Extract all of the entries and set them down verbatim.

Start of SUPPLIED RECORDS

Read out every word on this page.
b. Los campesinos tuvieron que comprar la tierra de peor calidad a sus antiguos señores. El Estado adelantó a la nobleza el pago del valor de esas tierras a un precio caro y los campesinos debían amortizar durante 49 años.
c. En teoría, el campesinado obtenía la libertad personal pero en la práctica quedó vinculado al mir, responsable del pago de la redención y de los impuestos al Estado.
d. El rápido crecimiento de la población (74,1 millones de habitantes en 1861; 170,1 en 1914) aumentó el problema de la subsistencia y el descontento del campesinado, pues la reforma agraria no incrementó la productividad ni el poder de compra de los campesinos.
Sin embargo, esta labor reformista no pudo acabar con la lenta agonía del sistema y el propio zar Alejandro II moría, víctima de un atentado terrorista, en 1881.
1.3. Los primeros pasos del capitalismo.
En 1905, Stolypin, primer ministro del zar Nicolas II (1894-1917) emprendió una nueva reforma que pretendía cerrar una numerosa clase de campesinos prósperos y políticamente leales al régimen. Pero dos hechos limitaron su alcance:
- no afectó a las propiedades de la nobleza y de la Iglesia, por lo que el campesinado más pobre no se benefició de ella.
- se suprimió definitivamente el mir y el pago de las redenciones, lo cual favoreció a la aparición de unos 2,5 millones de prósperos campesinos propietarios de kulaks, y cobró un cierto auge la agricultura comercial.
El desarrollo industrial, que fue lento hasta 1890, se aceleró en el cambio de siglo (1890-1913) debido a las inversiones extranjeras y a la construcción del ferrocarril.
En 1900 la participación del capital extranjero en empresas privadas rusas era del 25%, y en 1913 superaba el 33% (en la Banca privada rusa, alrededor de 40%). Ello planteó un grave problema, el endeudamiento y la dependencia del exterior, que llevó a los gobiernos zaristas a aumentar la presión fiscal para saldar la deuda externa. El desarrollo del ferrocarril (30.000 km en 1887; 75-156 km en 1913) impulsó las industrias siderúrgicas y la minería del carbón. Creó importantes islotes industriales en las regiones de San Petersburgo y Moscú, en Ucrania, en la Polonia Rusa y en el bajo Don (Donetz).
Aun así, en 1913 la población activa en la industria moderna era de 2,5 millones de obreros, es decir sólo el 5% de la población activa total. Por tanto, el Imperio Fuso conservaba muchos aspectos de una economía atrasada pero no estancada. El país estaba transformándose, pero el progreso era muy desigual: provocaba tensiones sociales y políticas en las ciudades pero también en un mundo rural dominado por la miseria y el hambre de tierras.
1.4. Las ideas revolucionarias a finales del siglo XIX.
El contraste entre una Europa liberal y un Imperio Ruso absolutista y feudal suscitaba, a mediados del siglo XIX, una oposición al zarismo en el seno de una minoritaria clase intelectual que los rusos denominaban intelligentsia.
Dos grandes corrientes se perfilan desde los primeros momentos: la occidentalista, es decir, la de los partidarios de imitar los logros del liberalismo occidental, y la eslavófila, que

End of SUPPLIED RECORDS

RESPONSE FOR THIS EXERCISE:
Read out every word on this page.
b. Los campesinos tuvieron que comprar la tierra de peor calidad a sus antiguos señores. El Estado adelantó a la nobleza el pago del valor de esas tierras a un precio caro y los campesinos debían amortizar durante 49 años.
c. En teoría, el campesinado obtenía la libertad personal pero en la práctica quedó vinculado al mir, responsable del pago de la redención y de los impuestos al Estado.
d. El rápido crecimiento de la población (74,1 millones de habitantes en 1861; 170,1 en 1914) aumentó el problema de la subsistencia y el descontento del campesinado, pues la reforma agraria no incrementó la productividad ni el poder de compra de los campesinos.
Sin embargo, esta labor reformista no pudo acabar con la lenta agonía del sistema y el propio zar Alejandro II moría, víctima de un atentado terrorista, en 1881.
1.3. Los primeros pasos del capitalismo.
En 1905, Stolypin, primer ministro del zar Nicolas II (1894-1917) emprendió una nueva reforma que pretendía cerrar una numerosa clase de campesinos prósperos y políticamente leales al régimen. Pero dos hechos limitaron su alcance:
- no afectó a las propiedades de la nobleza y de la Iglesia, por lo que el campesinado más pobre no se benefició de ella.
- se suprimió definitivamente el mir y el pago de las redenciones, lo cual favoreció a la aparición de unos 2,5 millones de prósperos campesinos propietarios de kulaks, y cobró un cierto auge la agricultura comercial.
El desarrollo industrial, que fue lento hasta 1890, se aceleró en el cambio de siglo (1890-1913) debido a las inversiones extranjeras y a la construcción del ferrocarril.
En 1900 la participación del capital extranjero en empresas privadas rusas era del 25%, y en 1913 superaba el 33% (en la Banca privada rusa, alrededor de 40%). Ello planteó un grave problema, el endeudamiento y la dependencia del exterior, que llevó a los gobiernos zaristas a aumentar la presión fiscal para saldar la deuda externa. El desarrollo del ferrocarril (30.000 km en 1887; 75-156 km en 1913) impulsó las industrias siderúrgicas y la minería del carbón. Creó importantes islotes industriales en las regiones de San Petersburgo y Moscú, en Ucrania, en la Polonia Rusa y en el bajo Don (Donetz).
Aun así, en 1913 la población activa en la industria moderna era de 2,5 millones de obreros, es decir sólo el 5% de la población activa total. Por tanto, el Imperio Fuso conservaba muchos aspectos de una economía atrasada pero no estancada. El país estaba transformándose, pero el progreso era muy desigual: provocaba tensiones sociales y políticas en las ciudades pero también en un mundo rural dominado por la miseria y el hambre de tierras.
1.4. Las ideas revolucionarias a finales del siglo XIX.
El contraste entre una Europa liberal y un Imperio Ruso absolutista y feudal suscitaba, a mediados del siglo XIX, una oposición al zarismo en el seno de una minoritaria clase intelectual que los rusos denominaban intelligentsia.
Dos grandes corrientes se perfilan desde los primeros momentos: la occidentalista, es decir, la de los partidarios de imitar los logros del liberalismo occidental, y la eslavófila, que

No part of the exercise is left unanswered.